_Task statement_
Lines in the listing below that include the word "rate" need to be copied.
-- Available data follows --
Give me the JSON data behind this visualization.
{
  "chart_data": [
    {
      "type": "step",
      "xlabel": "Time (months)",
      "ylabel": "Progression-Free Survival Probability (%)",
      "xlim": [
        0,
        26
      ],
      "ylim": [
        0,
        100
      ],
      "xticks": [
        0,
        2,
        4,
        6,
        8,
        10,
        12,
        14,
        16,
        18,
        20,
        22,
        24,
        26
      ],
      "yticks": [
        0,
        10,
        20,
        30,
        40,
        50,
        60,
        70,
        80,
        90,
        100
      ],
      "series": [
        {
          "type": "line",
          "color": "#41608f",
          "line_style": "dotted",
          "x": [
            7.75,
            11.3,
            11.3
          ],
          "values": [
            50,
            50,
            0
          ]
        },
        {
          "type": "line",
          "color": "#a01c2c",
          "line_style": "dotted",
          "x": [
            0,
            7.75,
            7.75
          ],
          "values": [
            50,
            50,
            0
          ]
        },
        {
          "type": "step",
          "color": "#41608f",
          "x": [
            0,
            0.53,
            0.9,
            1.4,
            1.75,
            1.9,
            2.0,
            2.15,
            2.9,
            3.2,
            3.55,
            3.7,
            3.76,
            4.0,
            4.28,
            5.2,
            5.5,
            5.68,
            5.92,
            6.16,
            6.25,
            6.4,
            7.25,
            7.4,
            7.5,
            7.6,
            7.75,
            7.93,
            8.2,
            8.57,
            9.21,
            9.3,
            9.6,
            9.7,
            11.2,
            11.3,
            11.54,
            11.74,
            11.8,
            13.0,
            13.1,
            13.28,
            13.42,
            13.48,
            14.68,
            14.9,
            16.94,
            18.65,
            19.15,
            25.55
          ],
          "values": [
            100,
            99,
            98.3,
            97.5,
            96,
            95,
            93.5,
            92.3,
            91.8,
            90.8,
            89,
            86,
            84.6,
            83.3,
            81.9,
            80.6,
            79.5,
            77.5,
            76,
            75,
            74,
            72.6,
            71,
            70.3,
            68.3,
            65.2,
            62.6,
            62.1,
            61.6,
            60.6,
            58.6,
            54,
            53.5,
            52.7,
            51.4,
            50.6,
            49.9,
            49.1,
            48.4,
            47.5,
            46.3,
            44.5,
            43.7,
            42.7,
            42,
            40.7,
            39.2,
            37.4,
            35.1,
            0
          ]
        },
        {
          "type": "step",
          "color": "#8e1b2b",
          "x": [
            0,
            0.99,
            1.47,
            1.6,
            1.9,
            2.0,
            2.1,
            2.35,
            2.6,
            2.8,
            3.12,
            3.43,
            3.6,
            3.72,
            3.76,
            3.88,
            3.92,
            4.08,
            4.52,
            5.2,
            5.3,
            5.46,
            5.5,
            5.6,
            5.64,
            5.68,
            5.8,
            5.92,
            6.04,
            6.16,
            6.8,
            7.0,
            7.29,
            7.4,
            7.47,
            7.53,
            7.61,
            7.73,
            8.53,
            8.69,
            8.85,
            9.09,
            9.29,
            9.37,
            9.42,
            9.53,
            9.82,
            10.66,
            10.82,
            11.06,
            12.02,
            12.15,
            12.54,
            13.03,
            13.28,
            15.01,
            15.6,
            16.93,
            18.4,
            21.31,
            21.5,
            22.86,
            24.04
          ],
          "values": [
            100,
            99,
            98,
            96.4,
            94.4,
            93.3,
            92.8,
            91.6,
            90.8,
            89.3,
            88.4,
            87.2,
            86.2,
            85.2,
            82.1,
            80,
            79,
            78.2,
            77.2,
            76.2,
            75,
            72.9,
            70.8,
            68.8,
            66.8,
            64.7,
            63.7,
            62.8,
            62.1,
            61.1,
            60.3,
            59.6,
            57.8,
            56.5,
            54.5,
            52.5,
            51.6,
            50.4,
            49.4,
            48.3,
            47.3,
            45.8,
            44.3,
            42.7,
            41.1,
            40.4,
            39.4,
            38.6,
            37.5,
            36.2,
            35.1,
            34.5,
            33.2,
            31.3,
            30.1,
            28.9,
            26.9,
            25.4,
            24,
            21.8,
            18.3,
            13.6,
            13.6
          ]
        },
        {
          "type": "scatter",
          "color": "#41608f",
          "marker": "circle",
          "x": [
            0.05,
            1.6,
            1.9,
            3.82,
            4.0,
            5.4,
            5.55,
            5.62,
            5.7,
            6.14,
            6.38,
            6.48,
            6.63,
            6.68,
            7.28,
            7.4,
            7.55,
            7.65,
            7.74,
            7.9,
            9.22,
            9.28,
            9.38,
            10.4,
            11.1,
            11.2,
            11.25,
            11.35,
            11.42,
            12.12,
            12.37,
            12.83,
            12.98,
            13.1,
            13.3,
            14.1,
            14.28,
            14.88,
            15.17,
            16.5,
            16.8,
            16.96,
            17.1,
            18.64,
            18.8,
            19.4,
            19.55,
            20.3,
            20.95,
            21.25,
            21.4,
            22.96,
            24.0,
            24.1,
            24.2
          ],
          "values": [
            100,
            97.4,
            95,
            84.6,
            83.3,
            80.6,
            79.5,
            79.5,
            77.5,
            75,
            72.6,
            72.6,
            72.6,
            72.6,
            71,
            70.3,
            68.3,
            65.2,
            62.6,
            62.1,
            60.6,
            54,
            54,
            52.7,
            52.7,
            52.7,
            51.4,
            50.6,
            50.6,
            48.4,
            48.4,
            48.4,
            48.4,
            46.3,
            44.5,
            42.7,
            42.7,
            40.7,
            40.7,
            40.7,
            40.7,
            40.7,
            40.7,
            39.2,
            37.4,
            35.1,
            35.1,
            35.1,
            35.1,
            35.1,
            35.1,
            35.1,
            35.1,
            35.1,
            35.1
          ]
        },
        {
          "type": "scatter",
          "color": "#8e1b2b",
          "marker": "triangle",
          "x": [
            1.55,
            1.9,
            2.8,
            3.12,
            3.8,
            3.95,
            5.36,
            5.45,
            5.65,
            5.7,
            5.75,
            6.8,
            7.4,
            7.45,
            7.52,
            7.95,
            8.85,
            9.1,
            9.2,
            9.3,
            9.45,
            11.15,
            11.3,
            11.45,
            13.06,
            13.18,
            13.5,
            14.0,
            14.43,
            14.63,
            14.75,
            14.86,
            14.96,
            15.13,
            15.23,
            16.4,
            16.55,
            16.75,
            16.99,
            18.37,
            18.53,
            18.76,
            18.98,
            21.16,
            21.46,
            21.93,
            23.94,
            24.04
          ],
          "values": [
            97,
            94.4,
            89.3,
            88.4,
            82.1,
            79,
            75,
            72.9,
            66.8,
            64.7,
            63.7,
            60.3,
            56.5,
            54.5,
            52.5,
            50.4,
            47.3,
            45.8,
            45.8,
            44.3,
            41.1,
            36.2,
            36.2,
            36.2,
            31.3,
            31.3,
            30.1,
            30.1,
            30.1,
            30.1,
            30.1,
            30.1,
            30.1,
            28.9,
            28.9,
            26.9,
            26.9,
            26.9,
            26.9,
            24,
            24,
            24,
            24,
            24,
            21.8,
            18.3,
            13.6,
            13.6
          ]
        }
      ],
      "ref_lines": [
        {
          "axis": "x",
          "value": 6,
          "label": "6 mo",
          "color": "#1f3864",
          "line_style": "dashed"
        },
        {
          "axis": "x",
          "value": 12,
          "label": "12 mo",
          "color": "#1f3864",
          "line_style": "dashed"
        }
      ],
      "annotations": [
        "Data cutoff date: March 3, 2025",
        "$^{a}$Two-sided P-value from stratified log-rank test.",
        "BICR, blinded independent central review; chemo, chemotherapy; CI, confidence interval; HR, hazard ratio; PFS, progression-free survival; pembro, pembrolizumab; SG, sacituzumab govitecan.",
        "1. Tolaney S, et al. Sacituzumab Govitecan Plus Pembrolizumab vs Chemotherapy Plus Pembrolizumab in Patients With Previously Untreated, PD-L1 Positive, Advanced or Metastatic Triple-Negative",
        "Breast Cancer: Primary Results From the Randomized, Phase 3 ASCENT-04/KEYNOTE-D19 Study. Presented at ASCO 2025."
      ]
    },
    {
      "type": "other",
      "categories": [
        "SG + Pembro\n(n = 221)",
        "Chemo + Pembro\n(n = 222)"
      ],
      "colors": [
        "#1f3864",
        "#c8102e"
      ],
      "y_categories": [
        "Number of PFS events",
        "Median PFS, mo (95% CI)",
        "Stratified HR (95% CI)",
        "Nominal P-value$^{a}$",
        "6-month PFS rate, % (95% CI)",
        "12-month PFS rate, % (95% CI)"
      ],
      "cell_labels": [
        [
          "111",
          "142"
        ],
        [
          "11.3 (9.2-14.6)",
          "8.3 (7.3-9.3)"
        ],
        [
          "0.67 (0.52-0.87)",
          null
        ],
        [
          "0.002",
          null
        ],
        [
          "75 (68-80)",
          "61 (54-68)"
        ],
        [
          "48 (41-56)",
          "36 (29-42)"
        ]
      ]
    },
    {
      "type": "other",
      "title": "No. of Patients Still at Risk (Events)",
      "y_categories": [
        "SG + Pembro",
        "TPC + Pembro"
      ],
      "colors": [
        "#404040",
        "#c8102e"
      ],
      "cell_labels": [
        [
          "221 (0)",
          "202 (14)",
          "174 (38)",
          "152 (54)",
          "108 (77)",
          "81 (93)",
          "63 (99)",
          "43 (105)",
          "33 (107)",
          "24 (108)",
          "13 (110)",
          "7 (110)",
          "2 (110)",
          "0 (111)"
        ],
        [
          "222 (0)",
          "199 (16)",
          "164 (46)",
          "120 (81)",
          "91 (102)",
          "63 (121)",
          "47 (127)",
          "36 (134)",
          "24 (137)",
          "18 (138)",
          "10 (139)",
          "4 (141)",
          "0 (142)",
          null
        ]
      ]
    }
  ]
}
-- Available data concluded --
_Exercise answer_
        "6-month PFS rate, % (95% CI)",
        "12-month PFS rate, % (95% CI)"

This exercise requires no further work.